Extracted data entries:
--------------------------------
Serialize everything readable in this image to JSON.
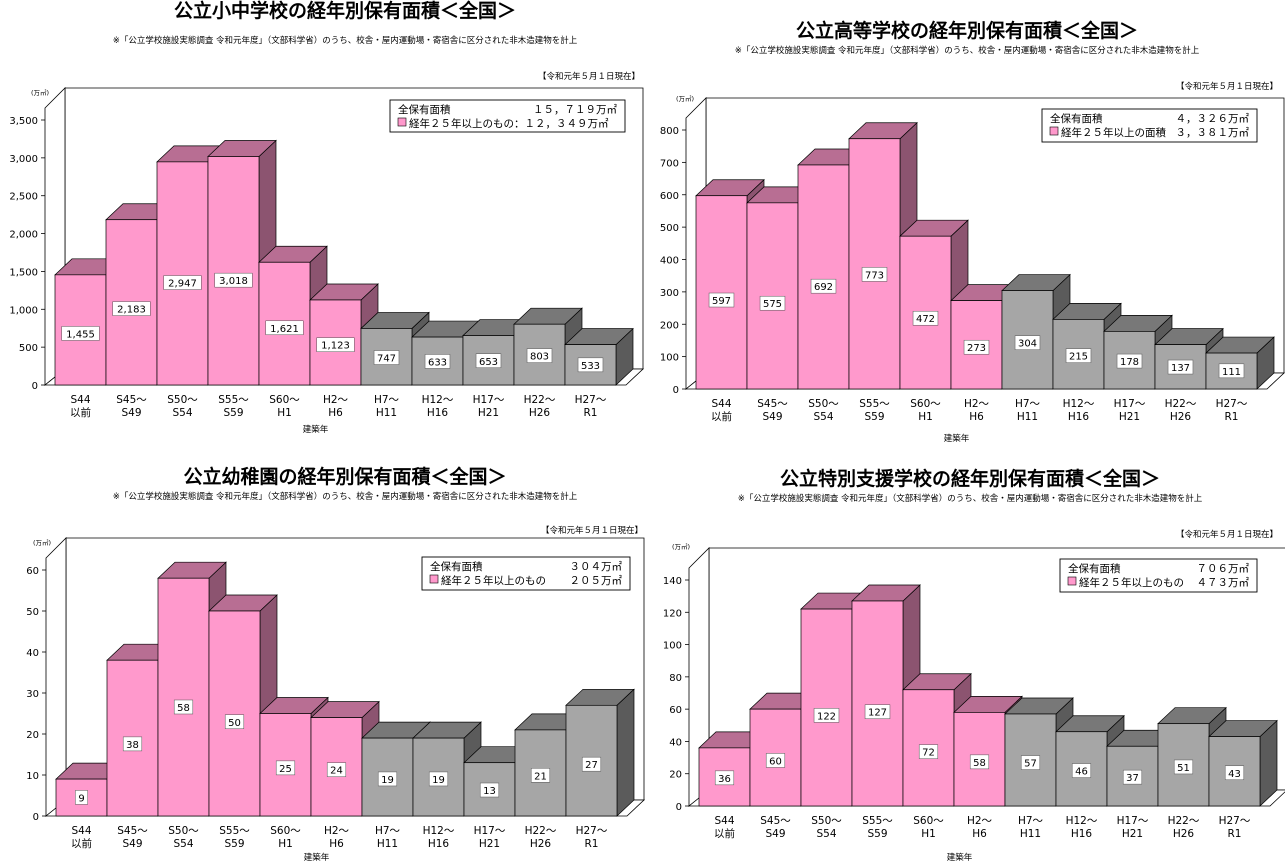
{
  "chart_data": [
    {
      "type": "bar",
      "title": "公立小中学校の経年別保有面積＜全国＞",
      "subtitle": "※「公立学校施設実態調査 令和元年度」（文部科学省）のうち、校舎・屋内運動場・寄宿舎に区分された非木造建物を計上",
      "as_of": "【令和元年５月１日現在】",
      "unit": "(万㎡)",
      "xlabel": "建築年",
      "categories": [
        [
          "S44",
          "以前"
        ],
        [
          "S45〜",
          "S49"
        ],
        [
          "S50〜",
          "S54"
        ],
        [
          "S55〜",
          "S59"
        ],
        [
          "S60〜",
          "H1"
        ],
        [
          "H2〜",
          "H6"
        ],
        [
          "H7〜",
          "H11"
        ],
        [
          "H12〜",
          "H16"
        ],
        [
          "H17〜",
          "H21"
        ],
        [
          "H22〜",
          "H26"
        ],
        [
          "H27〜",
          "R1"
        ]
      ],
      "values": [
        1455,
        2183,
        2947,
        3018,
        1621,
        1123,
        747,
        633,
        653,
        803,
        533
      ],
      "value_labels": [
        "1,455",
        "2,183",
        "2,947",
        "3,018",
        "1,621",
        "1,123",
        "747",
        "633",
        "653",
        "803",
        "533"
      ],
      "ylim": [
        0,
        3500
      ],
      "yticks": [
        "0",
        "500",
        "1,000",
        "1,500",
        "2,000",
        "2,500",
        "3,000",
        "3,500"
      ],
      "legend": {
        "total_label": "全保有面積",
        "total_value": "１５，７１９万㎡",
        "aged_label": "経年２５年以上のもの：１２，３４９万㎡",
        "aged_value": ""
      },
      "colors": {
        "aged": "#ff99cc",
        "newer": "#a6a6a6"
      },
      "aged_count": 6
    },
    {
      "type": "bar",
      "title": "公立高等学校の経年別保有面積＜全国＞",
      "subtitle": "※「公立学校施設実態調査 令和元年度」（文部科学省）のうち、校舎・屋内運動場・寄宿舎に区分された非木造建物を計上",
      "as_of": "【令和元年５月１日現在】",
      "unit": "(万㎡)",
      "xlabel": "建築年",
      "categories": [
        [
          "S44",
          "以前"
        ],
        [
          "S45〜",
          "S49"
        ],
        [
          "S50〜",
          "S54"
        ],
        [
          "S55〜",
          "S59"
        ],
        [
          "S60〜",
          "H1"
        ],
        [
          "H2〜",
          "H6"
        ],
        [
          "H7〜",
          "H11"
        ],
        [
          "H12〜",
          "H16"
        ],
        [
          "H17〜",
          "H21"
        ],
        [
          "H22〜",
          "H26"
        ],
        [
          "H27〜",
          "R1"
        ]
      ],
      "values": [
        597,
        575,
        692,
        773,
        472,
        273,
        304,
        215,
        178,
        137,
        111
      ],
      "value_labels": [
        "597",
        "575",
        "692",
        "773",
        "472",
        "273",
        "304",
        "215",
        "178",
        "137",
        "111"
      ],
      "ylim": [
        0,
        800
      ],
      "yticks": [
        "0",
        "100",
        "200",
        "300",
        "400",
        "500",
        "600",
        "700",
        "800"
      ],
      "legend": {
        "total_label": "全保有面積",
        "total_value": "４，３２６万㎡",
        "aged_label": "経年２５年以上の面積",
        "aged_value": "３，３８１万㎡"
      },
      "colors": {
        "aged": "#ff99cc",
        "newer": "#a6a6a6"
      },
      "aged_count": 6
    },
    {
      "type": "bar",
      "title": "公立幼稚園の経年別保有面積＜全国＞",
      "subtitle": "※「公立学校施設実態調査 令和元年度」（文部科学省）のうち、校舎・屋内運動場・寄宿舎に区分された非木造建物を計上",
      "as_of": "【令和元年５月１日現在】",
      "unit": "(万㎡)",
      "xlabel": "建築年",
      "categories": [
        [
          "S44",
          "以前"
        ],
        [
          "S45〜",
          "S49"
        ],
        [
          "S50〜",
          "S54"
        ],
        [
          "S55〜",
          "S59"
        ],
        [
          "S60〜",
          "H1"
        ],
        [
          "H2〜",
          "H6"
        ],
        [
          "H7〜",
          "H11"
        ],
        [
          "H12〜",
          "H16"
        ],
        [
          "H17〜",
          "H21"
        ],
        [
          "H22〜",
          "H26"
        ],
        [
          "H27〜",
          "R1"
        ]
      ],
      "values": [
        9,
        38,
        58,
        50,
        25,
        24,
        19,
        19,
        13,
        21,
        27
      ],
      "value_labels": [
        "9",
        "38",
        "58",
        "50",
        "25",
        "24",
        "19",
        "19",
        "13",
        "21",
        "27"
      ],
      "ylim": [
        0,
        60
      ],
      "yticks": [
        "0",
        "10",
        "20",
        "30",
        "40",
        "50",
        "60"
      ],
      "legend": {
        "total_label": "全保有面積",
        "total_value": "３０４万㎡",
        "aged_label": "経年２５年以上のもの",
        "aged_value": "２０５万㎡"
      },
      "colors": {
        "aged": "#ff99cc",
        "newer": "#a6a6a6"
      },
      "aged_count": 6
    },
    {
      "type": "bar",
      "title": "公立特別支援学校の経年別保有面積＜全国＞",
      "subtitle": "※「公立学校施設実態調査 令和元年度」（文部科学省）のうち、校舎・屋内運動場・寄宿舎に区分された非木造建物を計上",
      "as_of": "【令和元年５月１日現在】",
      "unit": "(万㎡)",
      "xlabel": "建築年",
      "categories": [
        [
          "S44",
          "以前"
        ],
        [
          "S45〜",
          "S49"
        ],
        [
          "S50〜",
          "S54"
        ],
        [
          "S55〜",
          "S59"
        ],
        [
          "S60〜",
          "H1"
        ],
        [
          "H2〜",
          "H6"
        ],
        [
          "H7〜",
          "H11"
        ],
        [
          "H12〜",
          "H16"
        ],
        [
          "H17〜",
          "H21"
        ],
        [
          "H22〜",
          "H26"
        ],
        [
          "H27〜",
          "R1"
        ]
      ],
      "values": [
        36,
        60,
        122,
        127,
        72,
        58,
        57,
        46,
        37,
        51,
        43
      ],
      "value_labels": [
        "36",
        "60",
        "122",
        "127",
        "72",
        "58",
        "57",
        "46",
        "37",
        "51",
        "43"
      ],
      "ylim": [
        0,
        140
      ],
      "yticks": [
        "0",
        "20",
        "40",
        "60",
        "80",
        "100",
        "120",
        "140"
      ],
      "legend": {
        "total_label": "全保有面積",
        "total_value": "７０６万㎡",
        "aged_label": "経年２５年以上のもの",
        "aged_value": "４７３万㎡"
      },
      "colors": {
        "aged": "#ff99cc",
        "newer": "#a6a6a6"
      },
      "aged_count": 6
    }
  ]
}
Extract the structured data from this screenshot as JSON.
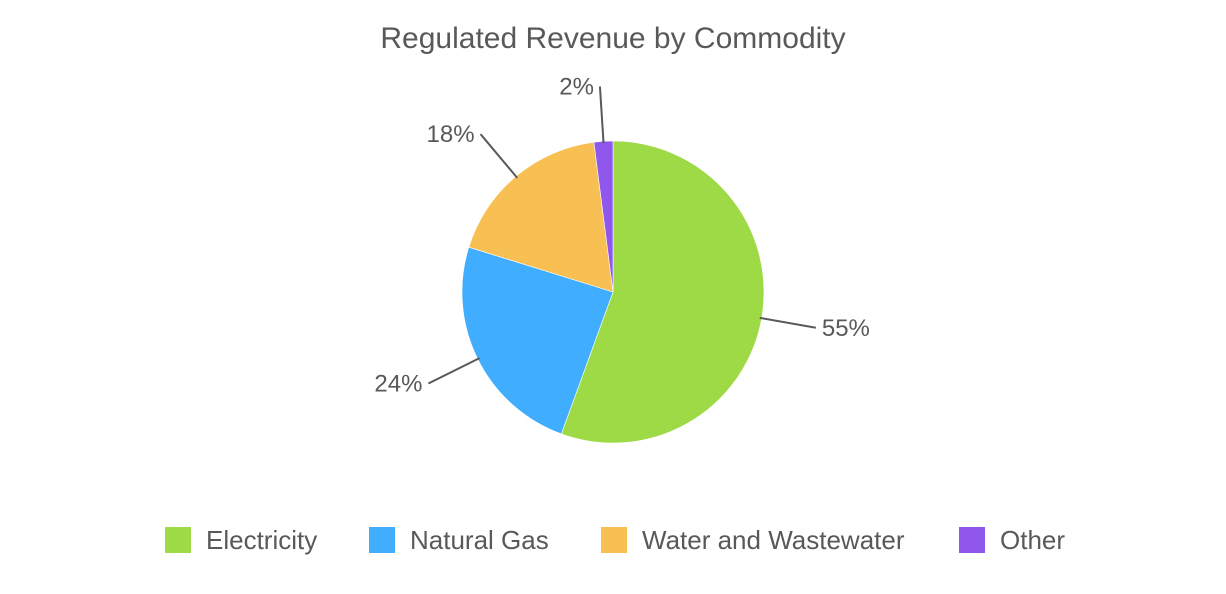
{
  "chart_data": {
    "type": "pie",
    "title": "Regulated Revenue by Commodity",
    "categories": [
      "Electricity",
      "Natural Gas",
      "Water and Wastewater",
      "Other"
    ],
    "values": [
      55,
      24,
      18,
      2
    ],
    "labels": [
      "55%",
      "24%",
      "18%",
      "2%"
    ],
    "colors": [
      "#9ed946",
      "#40adff",
      "#f8bf52",
      "#8f57ec"
    ],
    "start_angle": "top (12 o'clock), clockwise",
    "legend_position": "bottom"
  },
  "title": "Regulated Revenue by Commodity",
  "legend": [
    {
      "label": "Electricity",
      "color": "#9ed946"
    },
    {
      "label": "Natural Gas",
      "color": "#40adff"
    },
    {
      "label": "Water and Wastewater",
      "color": "#f8bf52"
    },
    {
      "label": "Other",
      "color": "#8f57ec"
    }
  ]
}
--------------------------------
● **STATED PROBLEM**:
Return all lines with the word "Water" in them.

● **THE ANSWER**:
      "Water and Wastewater",
      "label": "Water and Wastewater",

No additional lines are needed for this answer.